- Data extract -
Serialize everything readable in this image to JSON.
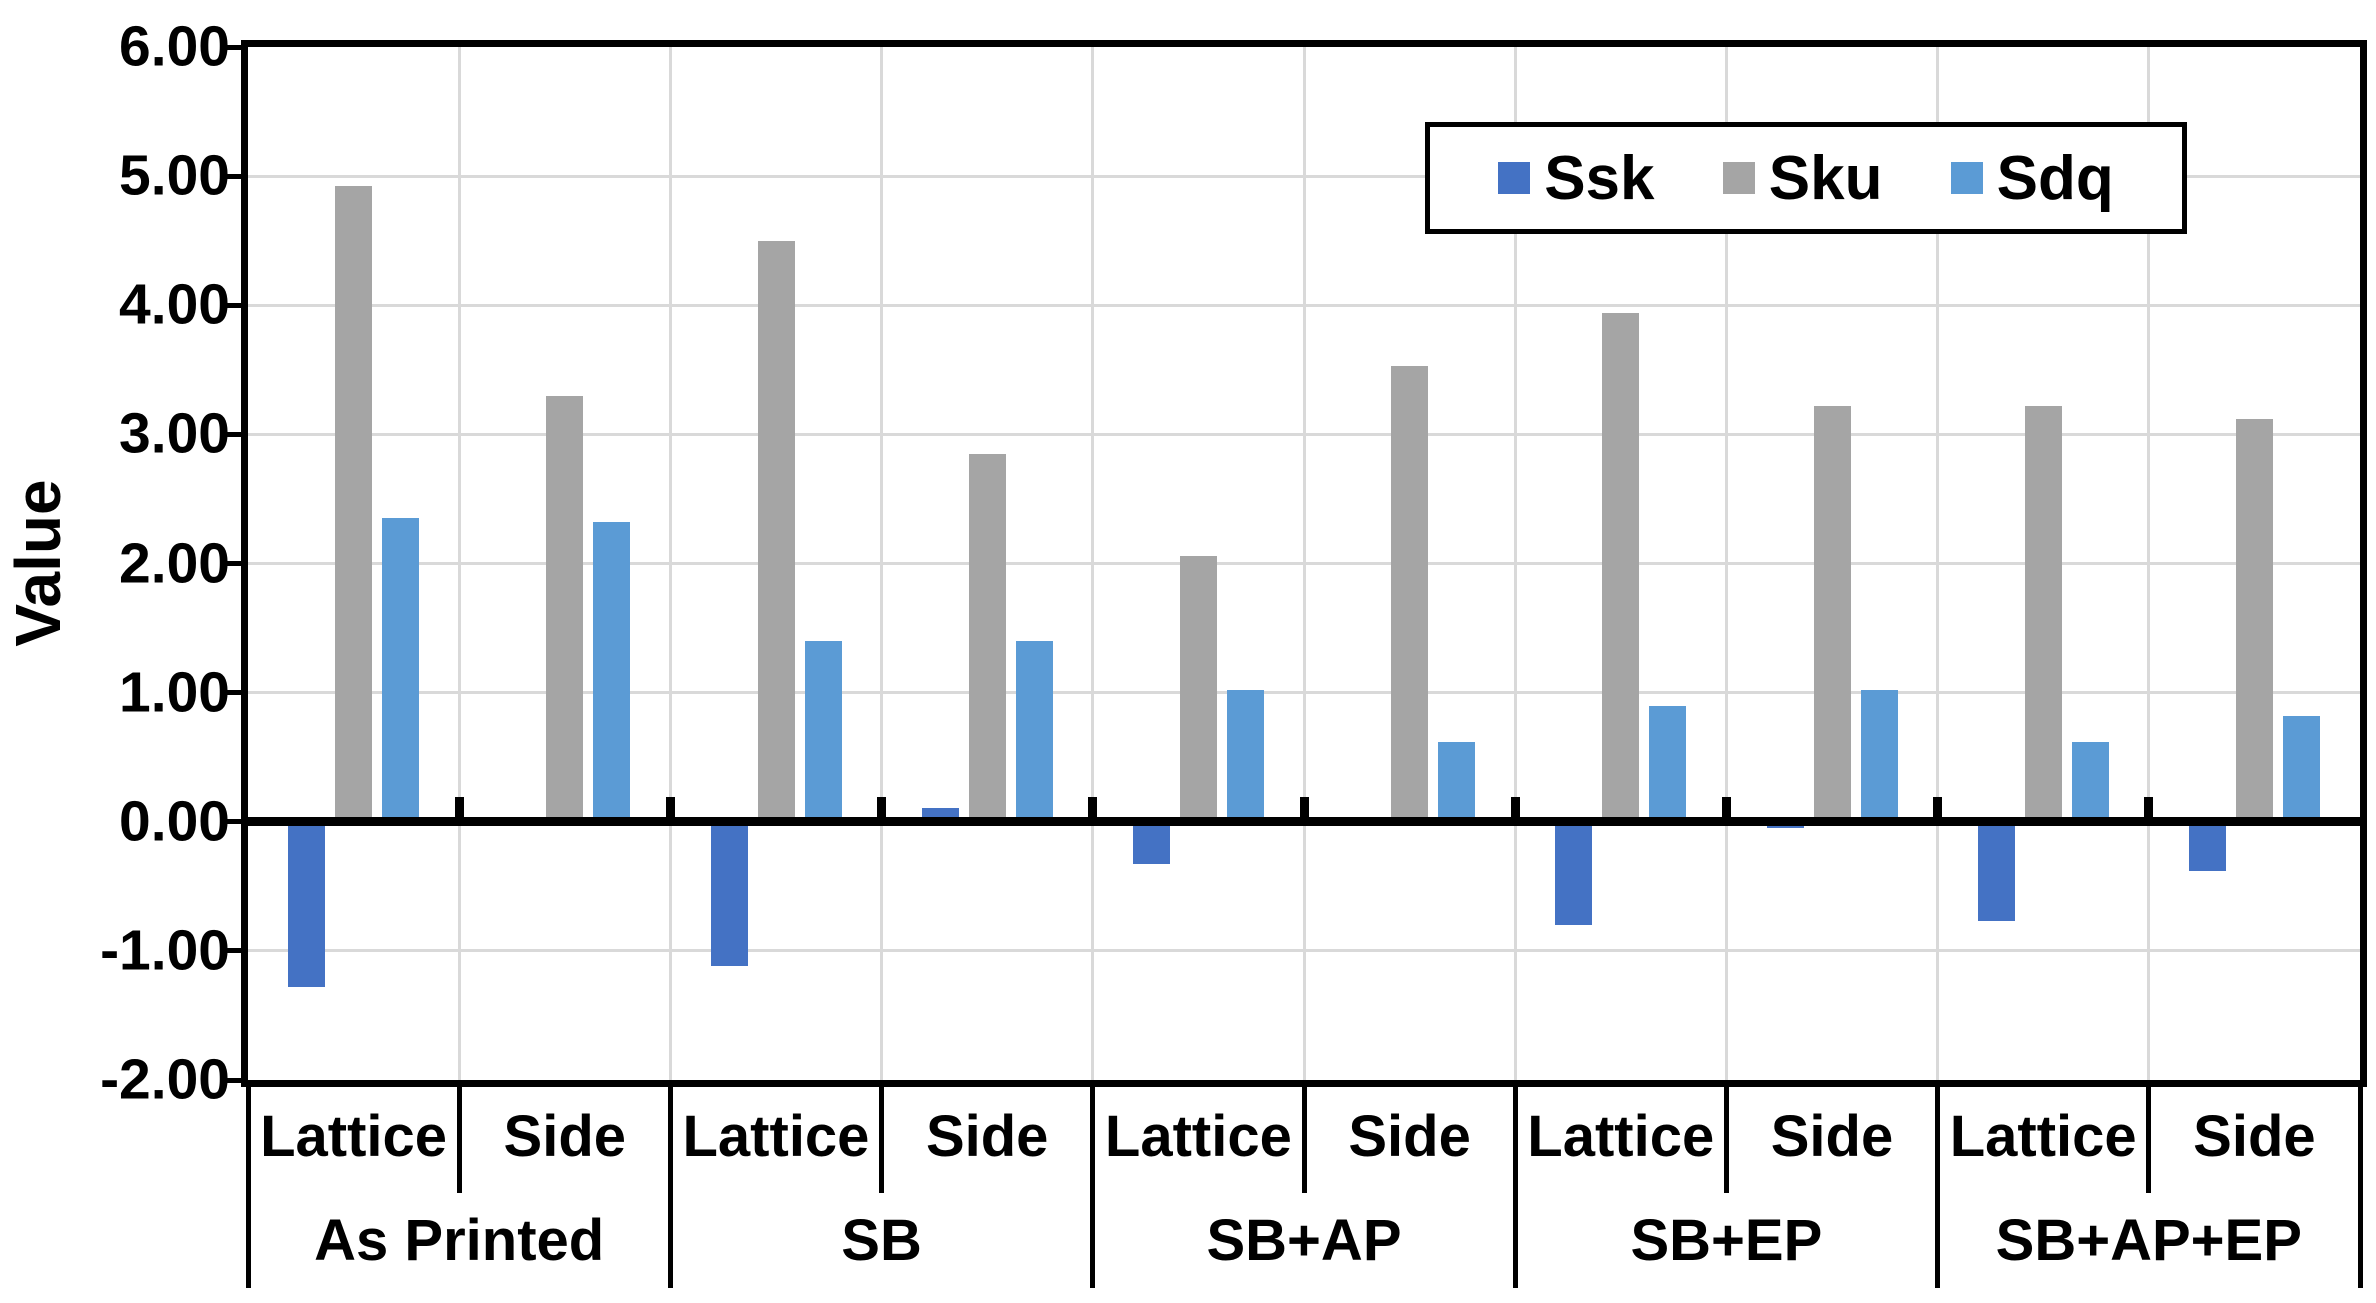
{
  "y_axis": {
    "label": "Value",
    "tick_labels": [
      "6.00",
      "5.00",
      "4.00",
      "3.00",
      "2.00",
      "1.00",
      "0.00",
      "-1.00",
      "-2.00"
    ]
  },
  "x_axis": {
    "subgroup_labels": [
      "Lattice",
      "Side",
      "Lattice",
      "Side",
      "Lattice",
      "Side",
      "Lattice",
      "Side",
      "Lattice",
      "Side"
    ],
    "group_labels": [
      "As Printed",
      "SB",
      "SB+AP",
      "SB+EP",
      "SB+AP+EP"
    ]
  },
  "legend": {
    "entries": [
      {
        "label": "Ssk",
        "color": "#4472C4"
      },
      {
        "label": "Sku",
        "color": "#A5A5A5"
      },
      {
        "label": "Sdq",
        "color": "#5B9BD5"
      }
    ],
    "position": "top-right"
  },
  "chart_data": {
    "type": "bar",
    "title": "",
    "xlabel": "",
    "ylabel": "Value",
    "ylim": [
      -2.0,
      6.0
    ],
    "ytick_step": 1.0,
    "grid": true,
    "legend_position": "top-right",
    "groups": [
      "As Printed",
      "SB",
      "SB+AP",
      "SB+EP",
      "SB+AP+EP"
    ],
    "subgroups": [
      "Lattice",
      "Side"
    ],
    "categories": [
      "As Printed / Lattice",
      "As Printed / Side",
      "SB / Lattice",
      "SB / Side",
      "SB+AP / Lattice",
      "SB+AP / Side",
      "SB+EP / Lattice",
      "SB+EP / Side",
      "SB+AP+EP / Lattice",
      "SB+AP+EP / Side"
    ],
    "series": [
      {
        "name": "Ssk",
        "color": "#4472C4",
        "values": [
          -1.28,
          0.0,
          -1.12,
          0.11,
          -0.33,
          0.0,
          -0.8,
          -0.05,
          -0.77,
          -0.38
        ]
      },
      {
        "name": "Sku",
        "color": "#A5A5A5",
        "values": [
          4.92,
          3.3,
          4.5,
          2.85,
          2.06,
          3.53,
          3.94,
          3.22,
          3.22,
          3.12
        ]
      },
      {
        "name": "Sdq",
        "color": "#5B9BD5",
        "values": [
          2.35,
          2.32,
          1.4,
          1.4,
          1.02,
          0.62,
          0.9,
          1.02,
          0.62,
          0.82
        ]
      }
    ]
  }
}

==

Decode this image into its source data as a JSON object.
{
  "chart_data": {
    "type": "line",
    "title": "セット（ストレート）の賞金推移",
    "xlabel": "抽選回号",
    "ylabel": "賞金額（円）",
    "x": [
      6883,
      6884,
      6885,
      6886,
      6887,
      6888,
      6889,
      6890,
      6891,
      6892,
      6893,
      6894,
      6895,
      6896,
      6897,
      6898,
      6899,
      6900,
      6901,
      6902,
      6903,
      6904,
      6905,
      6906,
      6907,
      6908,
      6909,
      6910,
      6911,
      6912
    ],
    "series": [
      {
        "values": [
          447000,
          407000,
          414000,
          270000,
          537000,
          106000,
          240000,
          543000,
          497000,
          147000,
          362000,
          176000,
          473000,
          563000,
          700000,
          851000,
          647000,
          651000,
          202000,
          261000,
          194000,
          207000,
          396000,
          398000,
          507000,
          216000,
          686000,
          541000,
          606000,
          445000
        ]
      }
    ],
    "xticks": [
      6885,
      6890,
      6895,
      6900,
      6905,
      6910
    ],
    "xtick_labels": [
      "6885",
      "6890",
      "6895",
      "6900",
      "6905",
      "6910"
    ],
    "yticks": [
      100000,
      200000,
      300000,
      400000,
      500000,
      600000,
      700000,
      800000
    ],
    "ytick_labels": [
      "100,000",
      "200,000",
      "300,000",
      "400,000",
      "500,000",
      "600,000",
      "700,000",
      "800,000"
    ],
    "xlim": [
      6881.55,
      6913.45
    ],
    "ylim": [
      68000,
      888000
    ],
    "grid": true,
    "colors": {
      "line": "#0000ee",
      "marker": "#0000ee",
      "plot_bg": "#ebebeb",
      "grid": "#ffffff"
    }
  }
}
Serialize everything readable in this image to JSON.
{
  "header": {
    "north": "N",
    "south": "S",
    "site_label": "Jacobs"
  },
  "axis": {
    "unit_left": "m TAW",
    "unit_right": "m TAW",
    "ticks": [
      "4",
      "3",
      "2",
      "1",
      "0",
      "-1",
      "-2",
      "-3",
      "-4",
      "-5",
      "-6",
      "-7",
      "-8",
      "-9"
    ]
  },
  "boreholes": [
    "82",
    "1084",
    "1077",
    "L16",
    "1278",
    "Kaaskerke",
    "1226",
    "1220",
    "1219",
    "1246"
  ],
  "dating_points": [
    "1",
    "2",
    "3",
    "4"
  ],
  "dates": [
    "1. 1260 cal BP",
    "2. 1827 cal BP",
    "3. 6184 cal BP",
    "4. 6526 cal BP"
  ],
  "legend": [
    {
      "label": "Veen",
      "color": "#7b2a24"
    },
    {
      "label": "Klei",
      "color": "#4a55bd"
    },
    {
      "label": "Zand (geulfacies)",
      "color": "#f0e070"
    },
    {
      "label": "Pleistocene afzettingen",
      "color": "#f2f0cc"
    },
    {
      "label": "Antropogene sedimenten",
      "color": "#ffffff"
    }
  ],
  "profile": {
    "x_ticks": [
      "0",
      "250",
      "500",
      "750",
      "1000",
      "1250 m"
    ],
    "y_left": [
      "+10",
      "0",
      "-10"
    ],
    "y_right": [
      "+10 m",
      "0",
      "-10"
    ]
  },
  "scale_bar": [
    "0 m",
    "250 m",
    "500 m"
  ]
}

- The request -
Report how many lines of the listing hold the word "Printed", with nothing but the number.

- Solution to this task -
4